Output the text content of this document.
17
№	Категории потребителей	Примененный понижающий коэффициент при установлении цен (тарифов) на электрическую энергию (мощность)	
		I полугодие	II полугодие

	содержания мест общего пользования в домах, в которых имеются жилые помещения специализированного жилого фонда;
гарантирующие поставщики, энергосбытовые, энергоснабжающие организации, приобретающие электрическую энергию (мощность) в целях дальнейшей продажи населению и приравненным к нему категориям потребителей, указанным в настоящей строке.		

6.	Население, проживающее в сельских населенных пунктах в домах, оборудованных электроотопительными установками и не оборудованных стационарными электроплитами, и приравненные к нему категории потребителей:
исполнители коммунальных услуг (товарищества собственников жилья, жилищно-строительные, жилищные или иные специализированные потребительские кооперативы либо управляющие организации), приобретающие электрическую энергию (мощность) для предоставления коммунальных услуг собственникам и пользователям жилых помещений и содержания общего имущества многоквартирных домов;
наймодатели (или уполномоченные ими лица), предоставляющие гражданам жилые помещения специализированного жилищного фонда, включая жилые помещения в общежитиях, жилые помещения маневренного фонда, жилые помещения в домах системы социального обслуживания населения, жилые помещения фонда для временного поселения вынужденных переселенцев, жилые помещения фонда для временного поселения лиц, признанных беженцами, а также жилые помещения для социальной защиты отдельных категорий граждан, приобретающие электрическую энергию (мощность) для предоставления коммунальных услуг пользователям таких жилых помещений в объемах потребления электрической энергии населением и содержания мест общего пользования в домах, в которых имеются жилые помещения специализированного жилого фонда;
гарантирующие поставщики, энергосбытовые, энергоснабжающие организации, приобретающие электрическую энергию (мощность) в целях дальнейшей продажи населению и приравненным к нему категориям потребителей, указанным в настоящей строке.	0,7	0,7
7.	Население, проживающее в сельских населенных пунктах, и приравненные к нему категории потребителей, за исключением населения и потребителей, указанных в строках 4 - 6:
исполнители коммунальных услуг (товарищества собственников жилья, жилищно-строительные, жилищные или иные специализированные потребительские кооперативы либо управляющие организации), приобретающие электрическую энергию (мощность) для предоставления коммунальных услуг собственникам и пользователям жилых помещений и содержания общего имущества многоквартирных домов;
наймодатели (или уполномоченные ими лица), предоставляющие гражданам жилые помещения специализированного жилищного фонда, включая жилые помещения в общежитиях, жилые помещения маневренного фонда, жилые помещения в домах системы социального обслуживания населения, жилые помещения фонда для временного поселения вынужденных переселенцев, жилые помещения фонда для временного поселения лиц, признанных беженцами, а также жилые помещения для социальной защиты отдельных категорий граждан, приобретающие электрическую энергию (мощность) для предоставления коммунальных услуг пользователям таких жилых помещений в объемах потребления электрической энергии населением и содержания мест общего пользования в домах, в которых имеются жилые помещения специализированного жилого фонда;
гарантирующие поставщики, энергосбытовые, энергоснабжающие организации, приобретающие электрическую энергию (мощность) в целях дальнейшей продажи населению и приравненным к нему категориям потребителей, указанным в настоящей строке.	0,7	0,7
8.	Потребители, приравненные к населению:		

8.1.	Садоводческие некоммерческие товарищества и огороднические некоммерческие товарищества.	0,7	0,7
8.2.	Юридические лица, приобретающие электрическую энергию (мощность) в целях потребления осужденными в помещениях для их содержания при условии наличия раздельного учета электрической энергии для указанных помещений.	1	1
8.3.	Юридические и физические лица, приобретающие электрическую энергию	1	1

• [Work instructions]
Copy each line that contains the word "Юридические".

• [Written solution]
8.2.	Юридические лица, приобретающие электрическую энергию (мощность) в целях потребления осужденными в помещениях для их содержания при условии наличия раздельного учета электрической энергии для указанных помещений.	1	1
8.3.	Юридические и физические лица, приобретающие электрическую энергию	1	1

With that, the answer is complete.